DIRECTION:
Reproduce all of the data exactly, with no line skipped.

MATERIAL SUPPLIED:

-=-=-=-=-

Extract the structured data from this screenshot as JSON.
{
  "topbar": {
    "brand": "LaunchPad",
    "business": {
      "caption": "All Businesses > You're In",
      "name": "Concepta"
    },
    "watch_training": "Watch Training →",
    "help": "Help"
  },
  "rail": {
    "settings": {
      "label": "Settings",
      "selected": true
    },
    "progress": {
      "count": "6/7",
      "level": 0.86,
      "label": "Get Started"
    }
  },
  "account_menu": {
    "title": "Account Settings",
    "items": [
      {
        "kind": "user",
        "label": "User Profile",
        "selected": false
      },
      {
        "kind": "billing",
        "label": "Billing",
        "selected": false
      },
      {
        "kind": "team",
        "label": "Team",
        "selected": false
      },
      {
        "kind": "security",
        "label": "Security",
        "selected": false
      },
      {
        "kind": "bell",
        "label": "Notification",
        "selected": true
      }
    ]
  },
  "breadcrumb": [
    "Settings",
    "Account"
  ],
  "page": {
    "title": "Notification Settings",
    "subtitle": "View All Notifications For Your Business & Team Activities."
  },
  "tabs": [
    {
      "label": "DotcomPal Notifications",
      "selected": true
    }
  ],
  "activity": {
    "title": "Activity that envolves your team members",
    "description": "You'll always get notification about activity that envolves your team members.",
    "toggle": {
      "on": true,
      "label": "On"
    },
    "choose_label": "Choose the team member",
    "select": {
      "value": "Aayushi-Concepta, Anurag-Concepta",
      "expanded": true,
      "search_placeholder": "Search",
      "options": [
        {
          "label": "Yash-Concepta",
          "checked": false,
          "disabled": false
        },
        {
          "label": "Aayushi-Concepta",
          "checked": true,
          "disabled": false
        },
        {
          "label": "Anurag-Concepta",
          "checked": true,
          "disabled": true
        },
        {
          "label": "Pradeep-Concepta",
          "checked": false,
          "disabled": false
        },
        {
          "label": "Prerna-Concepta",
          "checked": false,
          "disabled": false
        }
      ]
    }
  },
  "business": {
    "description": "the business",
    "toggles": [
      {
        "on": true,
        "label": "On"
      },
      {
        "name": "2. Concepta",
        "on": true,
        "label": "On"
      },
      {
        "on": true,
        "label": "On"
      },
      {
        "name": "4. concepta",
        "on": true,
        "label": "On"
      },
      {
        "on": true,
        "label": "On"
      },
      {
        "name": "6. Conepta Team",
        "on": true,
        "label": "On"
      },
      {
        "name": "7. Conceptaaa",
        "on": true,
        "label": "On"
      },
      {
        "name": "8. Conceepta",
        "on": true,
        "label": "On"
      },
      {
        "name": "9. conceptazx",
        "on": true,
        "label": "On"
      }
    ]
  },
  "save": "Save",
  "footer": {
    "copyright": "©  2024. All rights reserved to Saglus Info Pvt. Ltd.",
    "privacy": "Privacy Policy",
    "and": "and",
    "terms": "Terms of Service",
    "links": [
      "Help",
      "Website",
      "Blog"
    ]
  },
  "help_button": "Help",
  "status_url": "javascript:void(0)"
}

-=-=-=-=-

SOLUTION BELOW:
Extract the structured data from this screenshot as JSON.
{
  "topbar": {
    "brand": "LaunchPad",
    "business": {
      "caption": "All Businesses > You're In",
      "name": "Concepta"
    },
    "watch_training": "Watch Training →",
    "help": "Help"
  },
  "rail": {
    "settings": {
      "label": "Settings",
      "selected": true
    },
    "progress": {
      "count": "6/7",
      "level": 0.86,
      "label": "Get Started"
    }
  },
  "account_menu": {
    "title": "Account Settings",
    "items": [
      {
        "kind": "user",
        "label": "User Profile",
        "selected": false
      },
      {
        "kind": "billing",
        "label": "Billing",
        "selected": false
      },
      {
        "kind": "team",
        "label": "Team",
        "selected": false
      },
      {
        "kind": "security",
        "label": "Security",
        "selected": false
      },
      {
        "kind": "bell",
        "label": "Notification",
        "selected": true
      }
    ]
  },
  "breadcrumb": [
    "Settings",
    "Account"
  ],
  "page": {
    "title": "Notification Settings",
    "subtitle": "View All Notifications For Your Business & Team Activities."
  },
  "tabs": [
    {
      "label": "DotcomPal Notifications",
      "selected": true
    }
  ],
  "activity": {
    "title": "Activity that envolves your team members",
    "description": "You'll always get notification about activity that envolves your team members.",
    "toggle": {
      "on": true,
      "label": "On"
    },
    "choose_label": "Choose the team member",
    "select": {
      "value": "Aayushi-Concepta, Anurag-Concepta",
      "expanded": true,
      "search_placeholder": "Search",
      "options": [
        {
          "label": "Yash-Concepta",
          "checked": false,
          "disabled": false
        },
        {
          "label": "Aayushi-Concepta",
          "checked": true,
          "disabled": false
        },
        {
          "label": "Anurag-Concepta",
          "checked": true,
          "disabled": true
        },
        {
          "label": "Pradeep-Concepta",
          "checked": false,
          "disabled": false
        },
        {
          "label": "Prerna-Concepta",
          "checked": false,
          "disabled": false
        }
      ]
    }
  },
  "business": {
    "description": "the business",
    "toggles": [
      {
        "on": true,
        "label": "On"
      },
      {
        "name": "2. Concepta",
        "on": true,
        "label": "On"
      },
      {
        "on": true,
        "label": "On"
      },
      {
        "name": "4. concepta",
        "on": true,
        "label": "On"
      },
      {
        "on": true,
        "label": "On"
      },
      {
        "name": "6. Conepta Team",
        "on": true,
        "label": "On"
      },
      {
        "name": "7. Conceptaaa",
        "on": true,
        "label": "On"
      },
      {
        "name": "8. Conceepta",
        "on": true,
        "label": "On"
      },
      {
        "name": "9. conceptazx",
        "on": true,
        "label": "On"
      }
    ]
  },
  "save": "Save",
  "footer": {
    "copyright": "©  2024. All rights reserved to Saglus Info Pvt. Ltd.",
    "privacy": "Privacy Policy",
    "and": "and",
    "terms": "Terms of Service",
    "links": [
      "Help",
      "Website",
      "Blog"
    ]
  },
  "help_button": "Help",
  "status_url": "javascript:void(0)"
}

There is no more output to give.